Stored data =>
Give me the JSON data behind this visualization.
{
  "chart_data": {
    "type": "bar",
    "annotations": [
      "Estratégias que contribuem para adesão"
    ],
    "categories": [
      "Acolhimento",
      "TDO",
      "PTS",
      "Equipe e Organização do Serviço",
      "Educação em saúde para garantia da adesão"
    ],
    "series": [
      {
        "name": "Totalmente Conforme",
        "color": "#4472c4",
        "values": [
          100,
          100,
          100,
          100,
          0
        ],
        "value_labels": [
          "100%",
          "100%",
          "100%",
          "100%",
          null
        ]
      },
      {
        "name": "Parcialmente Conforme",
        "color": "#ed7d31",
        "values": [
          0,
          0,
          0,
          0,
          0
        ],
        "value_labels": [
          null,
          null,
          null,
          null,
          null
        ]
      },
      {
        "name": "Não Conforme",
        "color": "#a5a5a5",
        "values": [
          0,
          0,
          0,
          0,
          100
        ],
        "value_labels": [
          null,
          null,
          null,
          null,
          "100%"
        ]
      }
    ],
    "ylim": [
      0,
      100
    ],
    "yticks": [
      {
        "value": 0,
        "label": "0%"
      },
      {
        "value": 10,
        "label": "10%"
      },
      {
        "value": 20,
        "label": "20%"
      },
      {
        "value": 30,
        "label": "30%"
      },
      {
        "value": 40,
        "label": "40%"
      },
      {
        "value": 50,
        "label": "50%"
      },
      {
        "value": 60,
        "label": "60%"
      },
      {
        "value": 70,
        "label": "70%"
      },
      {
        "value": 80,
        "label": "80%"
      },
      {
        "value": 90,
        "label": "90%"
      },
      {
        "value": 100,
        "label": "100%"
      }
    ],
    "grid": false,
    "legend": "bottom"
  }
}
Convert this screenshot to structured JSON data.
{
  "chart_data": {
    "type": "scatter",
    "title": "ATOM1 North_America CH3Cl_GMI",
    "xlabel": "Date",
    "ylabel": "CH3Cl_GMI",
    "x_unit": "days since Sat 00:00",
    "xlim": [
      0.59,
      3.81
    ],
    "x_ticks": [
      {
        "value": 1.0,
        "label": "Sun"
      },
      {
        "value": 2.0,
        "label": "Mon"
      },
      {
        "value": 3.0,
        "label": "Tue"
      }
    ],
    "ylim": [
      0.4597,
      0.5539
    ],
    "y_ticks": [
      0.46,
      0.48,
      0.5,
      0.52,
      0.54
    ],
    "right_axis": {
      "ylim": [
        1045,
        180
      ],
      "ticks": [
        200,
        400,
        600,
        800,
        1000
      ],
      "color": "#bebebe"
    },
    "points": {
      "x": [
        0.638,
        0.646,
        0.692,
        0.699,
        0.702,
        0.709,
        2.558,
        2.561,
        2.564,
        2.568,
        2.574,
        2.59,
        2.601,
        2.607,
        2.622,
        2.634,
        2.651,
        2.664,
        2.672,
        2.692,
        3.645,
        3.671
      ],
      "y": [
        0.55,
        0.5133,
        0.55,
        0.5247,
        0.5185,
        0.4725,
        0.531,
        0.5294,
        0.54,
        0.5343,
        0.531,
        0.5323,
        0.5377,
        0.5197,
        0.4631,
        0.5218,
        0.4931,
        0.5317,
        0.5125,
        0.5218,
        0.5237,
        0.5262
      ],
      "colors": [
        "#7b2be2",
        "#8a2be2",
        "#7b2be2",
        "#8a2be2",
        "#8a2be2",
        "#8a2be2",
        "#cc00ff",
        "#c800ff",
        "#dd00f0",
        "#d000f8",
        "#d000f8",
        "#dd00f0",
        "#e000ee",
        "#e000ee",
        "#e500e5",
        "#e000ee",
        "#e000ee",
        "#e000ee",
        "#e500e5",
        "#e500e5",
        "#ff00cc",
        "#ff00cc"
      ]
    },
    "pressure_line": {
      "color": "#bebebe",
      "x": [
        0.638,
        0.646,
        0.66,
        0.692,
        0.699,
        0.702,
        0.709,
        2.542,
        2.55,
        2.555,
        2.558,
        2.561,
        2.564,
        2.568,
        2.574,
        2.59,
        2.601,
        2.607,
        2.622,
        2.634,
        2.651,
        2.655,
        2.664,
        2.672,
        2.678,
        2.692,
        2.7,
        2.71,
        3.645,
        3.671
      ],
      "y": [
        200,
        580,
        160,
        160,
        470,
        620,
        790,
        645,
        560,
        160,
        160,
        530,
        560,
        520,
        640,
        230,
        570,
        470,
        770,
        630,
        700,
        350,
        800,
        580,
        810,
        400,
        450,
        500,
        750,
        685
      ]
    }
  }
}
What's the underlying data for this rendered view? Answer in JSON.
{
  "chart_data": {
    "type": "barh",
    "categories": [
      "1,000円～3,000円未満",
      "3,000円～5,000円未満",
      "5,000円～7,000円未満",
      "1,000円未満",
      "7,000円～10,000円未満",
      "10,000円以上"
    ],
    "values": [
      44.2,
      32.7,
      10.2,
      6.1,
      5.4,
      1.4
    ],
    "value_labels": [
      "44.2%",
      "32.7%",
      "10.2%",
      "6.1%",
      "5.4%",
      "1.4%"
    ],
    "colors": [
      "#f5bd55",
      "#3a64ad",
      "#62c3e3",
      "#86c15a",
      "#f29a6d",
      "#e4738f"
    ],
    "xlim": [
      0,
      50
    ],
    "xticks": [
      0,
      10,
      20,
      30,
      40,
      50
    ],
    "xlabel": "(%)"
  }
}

WHAT YOU HAVE TO DO => Wherever "Conforme" shows up in a line, copy that line.

COMPLETED EXERCISE =>
        "name": "Totalmente Conforme",
        "name": "Parcialmente Conforme",
        "name": "Não Conforme",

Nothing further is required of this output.